• **Input for this task**
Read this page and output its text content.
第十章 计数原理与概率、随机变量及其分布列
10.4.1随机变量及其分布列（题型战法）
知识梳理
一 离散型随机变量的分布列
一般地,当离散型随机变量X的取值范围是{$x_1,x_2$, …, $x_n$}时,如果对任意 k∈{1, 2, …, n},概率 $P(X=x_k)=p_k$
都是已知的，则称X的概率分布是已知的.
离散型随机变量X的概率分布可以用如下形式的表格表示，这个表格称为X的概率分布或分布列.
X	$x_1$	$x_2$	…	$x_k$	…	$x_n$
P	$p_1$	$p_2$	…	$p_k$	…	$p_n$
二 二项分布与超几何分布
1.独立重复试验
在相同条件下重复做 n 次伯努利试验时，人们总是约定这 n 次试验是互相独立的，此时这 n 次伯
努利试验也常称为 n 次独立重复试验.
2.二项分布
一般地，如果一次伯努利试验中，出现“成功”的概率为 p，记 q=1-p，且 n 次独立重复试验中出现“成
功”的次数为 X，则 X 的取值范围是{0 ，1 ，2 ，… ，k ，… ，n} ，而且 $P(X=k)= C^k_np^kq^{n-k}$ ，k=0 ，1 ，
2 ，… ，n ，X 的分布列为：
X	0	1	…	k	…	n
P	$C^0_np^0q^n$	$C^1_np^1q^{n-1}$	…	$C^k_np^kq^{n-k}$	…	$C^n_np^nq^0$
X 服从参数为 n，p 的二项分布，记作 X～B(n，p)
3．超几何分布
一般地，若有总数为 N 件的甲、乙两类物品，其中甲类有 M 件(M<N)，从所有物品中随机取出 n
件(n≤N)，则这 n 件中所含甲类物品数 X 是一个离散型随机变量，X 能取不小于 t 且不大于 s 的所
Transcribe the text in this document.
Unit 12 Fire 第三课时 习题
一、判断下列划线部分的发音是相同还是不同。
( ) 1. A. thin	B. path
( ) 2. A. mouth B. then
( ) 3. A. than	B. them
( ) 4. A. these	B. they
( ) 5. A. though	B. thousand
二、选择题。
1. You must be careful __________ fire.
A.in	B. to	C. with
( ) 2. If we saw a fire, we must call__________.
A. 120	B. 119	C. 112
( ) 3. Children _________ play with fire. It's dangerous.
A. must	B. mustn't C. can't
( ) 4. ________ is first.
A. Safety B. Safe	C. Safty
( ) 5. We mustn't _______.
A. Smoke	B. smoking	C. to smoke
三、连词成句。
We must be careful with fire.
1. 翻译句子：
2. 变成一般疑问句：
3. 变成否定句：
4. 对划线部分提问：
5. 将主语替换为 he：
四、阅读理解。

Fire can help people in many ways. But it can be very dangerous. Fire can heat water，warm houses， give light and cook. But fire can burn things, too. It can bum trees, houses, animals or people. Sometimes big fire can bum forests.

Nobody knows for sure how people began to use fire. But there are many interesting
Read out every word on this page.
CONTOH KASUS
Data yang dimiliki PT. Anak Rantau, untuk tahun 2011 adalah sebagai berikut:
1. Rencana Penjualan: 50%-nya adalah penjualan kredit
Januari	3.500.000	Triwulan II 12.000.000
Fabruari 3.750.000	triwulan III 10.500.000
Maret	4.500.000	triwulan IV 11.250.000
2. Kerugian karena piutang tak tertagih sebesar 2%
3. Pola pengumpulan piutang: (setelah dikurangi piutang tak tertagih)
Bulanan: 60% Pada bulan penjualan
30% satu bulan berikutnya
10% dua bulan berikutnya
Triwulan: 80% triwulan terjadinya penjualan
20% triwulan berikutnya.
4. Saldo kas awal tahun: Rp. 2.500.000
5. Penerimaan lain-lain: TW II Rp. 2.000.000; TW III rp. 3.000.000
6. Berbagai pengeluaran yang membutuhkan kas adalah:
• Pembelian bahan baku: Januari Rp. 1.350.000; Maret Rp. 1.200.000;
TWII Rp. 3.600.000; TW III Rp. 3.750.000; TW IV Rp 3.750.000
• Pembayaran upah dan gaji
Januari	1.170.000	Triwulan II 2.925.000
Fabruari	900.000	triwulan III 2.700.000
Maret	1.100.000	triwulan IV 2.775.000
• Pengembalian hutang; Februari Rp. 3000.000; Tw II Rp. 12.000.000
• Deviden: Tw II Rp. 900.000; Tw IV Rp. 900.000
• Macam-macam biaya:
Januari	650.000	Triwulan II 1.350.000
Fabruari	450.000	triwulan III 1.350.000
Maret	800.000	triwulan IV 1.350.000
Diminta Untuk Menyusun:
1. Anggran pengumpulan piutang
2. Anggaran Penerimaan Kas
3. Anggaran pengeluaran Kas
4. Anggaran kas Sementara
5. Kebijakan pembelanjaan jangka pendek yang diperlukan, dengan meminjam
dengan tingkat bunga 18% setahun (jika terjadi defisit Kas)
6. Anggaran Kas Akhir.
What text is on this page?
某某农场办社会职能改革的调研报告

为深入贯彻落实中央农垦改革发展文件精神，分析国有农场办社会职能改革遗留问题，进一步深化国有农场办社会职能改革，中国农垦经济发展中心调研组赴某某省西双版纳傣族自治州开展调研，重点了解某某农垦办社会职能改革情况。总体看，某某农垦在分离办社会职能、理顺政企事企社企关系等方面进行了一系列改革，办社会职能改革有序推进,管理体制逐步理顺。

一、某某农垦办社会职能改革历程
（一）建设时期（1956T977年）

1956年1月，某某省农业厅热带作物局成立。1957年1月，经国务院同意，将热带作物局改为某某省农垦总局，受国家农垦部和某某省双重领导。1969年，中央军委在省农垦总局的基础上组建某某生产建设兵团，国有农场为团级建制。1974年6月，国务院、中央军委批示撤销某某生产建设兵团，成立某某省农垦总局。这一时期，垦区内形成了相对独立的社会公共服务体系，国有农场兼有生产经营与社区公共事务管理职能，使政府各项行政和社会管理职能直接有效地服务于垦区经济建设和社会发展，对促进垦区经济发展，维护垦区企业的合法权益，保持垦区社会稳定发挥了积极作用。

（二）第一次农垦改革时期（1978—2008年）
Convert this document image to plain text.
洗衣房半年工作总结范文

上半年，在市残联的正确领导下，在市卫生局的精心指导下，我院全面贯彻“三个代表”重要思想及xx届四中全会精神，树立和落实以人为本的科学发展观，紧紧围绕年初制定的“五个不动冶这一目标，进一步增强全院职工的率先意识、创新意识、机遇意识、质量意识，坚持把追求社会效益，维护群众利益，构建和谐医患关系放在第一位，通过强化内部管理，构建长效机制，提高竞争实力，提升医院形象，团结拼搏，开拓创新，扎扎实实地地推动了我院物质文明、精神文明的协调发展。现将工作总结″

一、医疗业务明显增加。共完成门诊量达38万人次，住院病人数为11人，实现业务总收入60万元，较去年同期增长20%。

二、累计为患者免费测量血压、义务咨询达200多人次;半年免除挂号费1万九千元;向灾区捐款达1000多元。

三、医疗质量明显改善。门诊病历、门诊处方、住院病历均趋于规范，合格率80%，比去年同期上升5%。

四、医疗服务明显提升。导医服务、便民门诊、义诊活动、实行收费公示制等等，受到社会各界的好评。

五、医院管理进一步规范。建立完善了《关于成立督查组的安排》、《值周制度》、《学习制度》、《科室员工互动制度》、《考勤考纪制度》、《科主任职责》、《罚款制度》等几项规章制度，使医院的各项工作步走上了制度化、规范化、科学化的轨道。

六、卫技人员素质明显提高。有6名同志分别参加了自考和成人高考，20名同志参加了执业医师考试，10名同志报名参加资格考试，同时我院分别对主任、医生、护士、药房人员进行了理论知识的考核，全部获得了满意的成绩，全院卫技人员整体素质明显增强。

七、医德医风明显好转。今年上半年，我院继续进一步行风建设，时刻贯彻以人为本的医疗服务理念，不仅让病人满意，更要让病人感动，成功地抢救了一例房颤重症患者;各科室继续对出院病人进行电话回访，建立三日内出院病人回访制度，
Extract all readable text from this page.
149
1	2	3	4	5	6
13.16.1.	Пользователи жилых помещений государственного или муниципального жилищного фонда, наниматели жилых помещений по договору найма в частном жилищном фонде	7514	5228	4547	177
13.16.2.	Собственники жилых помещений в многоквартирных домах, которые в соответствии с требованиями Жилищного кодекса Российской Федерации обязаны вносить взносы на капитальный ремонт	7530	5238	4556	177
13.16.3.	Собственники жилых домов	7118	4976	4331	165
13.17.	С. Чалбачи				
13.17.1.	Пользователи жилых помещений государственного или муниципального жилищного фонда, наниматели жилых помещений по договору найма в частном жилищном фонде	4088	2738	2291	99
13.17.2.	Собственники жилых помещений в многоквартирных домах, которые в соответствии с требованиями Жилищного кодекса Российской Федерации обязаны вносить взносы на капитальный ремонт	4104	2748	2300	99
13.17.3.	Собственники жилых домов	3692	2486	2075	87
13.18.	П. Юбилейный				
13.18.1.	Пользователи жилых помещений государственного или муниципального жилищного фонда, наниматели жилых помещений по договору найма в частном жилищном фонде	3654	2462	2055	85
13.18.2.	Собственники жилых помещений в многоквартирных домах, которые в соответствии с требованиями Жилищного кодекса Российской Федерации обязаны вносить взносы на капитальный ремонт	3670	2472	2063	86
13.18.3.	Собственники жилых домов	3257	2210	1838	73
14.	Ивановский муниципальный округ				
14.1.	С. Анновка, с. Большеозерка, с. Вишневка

• **Exercise**
Only the number should be given: how many lines of the data contain the word "Fabruari"?

• **Answer below**
3